[Figure collection entries]
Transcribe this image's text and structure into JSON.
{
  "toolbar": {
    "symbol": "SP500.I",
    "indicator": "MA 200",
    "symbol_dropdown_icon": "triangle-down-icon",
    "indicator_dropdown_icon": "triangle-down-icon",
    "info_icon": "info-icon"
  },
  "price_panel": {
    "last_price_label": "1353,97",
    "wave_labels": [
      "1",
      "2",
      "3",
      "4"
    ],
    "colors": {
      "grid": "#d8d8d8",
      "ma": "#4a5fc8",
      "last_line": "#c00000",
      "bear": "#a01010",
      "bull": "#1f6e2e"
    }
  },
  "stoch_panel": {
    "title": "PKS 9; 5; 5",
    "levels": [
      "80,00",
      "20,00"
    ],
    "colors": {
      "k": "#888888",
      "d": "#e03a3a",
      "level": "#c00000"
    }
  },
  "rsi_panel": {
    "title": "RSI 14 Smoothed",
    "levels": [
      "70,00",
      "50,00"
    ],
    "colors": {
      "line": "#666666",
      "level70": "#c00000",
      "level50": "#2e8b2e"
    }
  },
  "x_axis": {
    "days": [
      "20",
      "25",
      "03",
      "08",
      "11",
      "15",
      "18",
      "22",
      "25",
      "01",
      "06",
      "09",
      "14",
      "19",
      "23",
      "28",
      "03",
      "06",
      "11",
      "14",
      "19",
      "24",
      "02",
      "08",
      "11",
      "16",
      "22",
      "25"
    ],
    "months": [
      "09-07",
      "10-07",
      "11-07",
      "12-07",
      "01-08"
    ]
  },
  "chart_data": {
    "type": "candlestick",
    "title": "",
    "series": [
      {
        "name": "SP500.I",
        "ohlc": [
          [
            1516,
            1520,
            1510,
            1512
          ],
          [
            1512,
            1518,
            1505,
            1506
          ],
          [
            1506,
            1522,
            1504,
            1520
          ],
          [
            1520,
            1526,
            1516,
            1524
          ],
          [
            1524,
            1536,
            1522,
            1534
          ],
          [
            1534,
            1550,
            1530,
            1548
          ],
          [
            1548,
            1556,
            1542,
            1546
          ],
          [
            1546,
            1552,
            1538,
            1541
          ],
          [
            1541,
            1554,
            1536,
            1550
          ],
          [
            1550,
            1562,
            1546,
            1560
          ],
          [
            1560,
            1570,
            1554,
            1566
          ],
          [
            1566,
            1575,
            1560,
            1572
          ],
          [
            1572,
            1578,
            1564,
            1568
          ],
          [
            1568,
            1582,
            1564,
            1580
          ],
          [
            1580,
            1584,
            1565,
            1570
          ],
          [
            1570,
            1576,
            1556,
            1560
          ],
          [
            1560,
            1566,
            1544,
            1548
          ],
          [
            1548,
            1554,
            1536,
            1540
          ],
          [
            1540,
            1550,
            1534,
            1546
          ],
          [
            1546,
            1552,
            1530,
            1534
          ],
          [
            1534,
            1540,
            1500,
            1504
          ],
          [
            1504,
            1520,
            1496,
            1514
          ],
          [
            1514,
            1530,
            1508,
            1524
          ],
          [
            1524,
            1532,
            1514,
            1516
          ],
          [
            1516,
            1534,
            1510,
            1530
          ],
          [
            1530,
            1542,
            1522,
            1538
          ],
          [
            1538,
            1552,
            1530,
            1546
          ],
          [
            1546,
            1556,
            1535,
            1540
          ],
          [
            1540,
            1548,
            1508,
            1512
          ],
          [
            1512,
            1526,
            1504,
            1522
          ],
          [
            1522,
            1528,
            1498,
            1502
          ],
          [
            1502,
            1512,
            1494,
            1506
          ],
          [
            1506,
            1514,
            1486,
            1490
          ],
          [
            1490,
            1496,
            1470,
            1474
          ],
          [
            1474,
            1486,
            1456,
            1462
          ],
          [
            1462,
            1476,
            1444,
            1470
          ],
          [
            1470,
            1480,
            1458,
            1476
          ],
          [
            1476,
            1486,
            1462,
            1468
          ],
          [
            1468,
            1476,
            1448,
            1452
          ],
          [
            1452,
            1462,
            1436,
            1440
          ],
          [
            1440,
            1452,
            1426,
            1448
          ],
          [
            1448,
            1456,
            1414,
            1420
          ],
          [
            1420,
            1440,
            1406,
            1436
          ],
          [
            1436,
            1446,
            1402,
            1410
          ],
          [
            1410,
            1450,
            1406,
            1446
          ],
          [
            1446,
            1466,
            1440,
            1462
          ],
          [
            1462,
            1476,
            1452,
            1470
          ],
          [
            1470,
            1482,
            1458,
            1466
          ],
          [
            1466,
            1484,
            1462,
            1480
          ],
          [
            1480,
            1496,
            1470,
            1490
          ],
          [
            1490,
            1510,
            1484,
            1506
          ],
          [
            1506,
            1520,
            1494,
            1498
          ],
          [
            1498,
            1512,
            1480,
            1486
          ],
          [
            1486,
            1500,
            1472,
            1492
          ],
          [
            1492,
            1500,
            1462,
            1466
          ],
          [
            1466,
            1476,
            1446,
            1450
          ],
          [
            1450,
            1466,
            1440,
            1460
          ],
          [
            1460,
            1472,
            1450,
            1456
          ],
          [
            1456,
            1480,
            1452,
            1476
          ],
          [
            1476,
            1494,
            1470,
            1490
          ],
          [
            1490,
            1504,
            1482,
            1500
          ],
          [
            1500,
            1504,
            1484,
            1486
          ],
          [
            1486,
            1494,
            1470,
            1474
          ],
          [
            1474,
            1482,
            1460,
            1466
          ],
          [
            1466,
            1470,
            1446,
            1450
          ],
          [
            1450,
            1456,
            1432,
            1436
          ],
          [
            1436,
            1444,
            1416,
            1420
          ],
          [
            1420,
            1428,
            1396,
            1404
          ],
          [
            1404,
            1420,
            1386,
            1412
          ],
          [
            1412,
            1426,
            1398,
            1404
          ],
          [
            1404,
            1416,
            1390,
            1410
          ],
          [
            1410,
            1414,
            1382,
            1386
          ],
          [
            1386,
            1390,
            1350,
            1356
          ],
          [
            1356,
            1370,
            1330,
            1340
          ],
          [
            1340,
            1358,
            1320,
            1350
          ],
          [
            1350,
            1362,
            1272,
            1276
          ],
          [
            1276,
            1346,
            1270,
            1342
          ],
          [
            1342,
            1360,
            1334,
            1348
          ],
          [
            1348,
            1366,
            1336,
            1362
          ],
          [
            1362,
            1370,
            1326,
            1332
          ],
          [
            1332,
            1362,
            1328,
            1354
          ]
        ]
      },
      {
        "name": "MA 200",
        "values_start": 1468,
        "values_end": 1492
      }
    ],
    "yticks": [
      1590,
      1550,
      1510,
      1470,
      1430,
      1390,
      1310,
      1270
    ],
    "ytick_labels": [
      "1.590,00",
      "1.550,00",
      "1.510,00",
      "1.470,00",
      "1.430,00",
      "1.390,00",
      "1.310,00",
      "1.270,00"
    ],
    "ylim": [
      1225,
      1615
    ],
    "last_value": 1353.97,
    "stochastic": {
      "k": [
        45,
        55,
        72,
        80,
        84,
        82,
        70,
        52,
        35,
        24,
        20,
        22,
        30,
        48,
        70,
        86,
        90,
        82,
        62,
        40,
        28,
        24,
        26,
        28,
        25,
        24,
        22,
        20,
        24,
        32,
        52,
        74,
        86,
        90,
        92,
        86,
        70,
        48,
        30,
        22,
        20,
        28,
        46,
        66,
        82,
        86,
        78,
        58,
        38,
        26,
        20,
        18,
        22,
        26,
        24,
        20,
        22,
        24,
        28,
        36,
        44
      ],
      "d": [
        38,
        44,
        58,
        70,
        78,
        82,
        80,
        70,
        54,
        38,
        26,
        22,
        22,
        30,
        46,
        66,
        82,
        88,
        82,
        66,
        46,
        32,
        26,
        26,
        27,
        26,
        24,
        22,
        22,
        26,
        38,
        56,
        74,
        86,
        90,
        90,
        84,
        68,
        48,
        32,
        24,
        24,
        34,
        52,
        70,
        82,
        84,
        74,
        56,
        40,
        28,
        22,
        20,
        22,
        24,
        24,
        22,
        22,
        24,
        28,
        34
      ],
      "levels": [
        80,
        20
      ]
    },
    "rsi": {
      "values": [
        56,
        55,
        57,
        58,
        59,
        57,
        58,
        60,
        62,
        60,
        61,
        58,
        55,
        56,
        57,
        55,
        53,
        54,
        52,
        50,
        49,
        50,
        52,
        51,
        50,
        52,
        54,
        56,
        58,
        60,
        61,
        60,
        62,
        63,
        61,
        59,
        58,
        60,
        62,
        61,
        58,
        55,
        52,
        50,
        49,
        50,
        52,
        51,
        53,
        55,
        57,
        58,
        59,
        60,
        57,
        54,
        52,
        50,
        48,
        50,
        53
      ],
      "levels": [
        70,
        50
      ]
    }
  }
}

Challenge — Look through the data above. Find each line with the string "triangle" and copy it.

Solution for this problem —
    "symbol_dropdown_icon": "triangle-down-icon",
    "indicator_dropdown_icon": "triangle-down-icon",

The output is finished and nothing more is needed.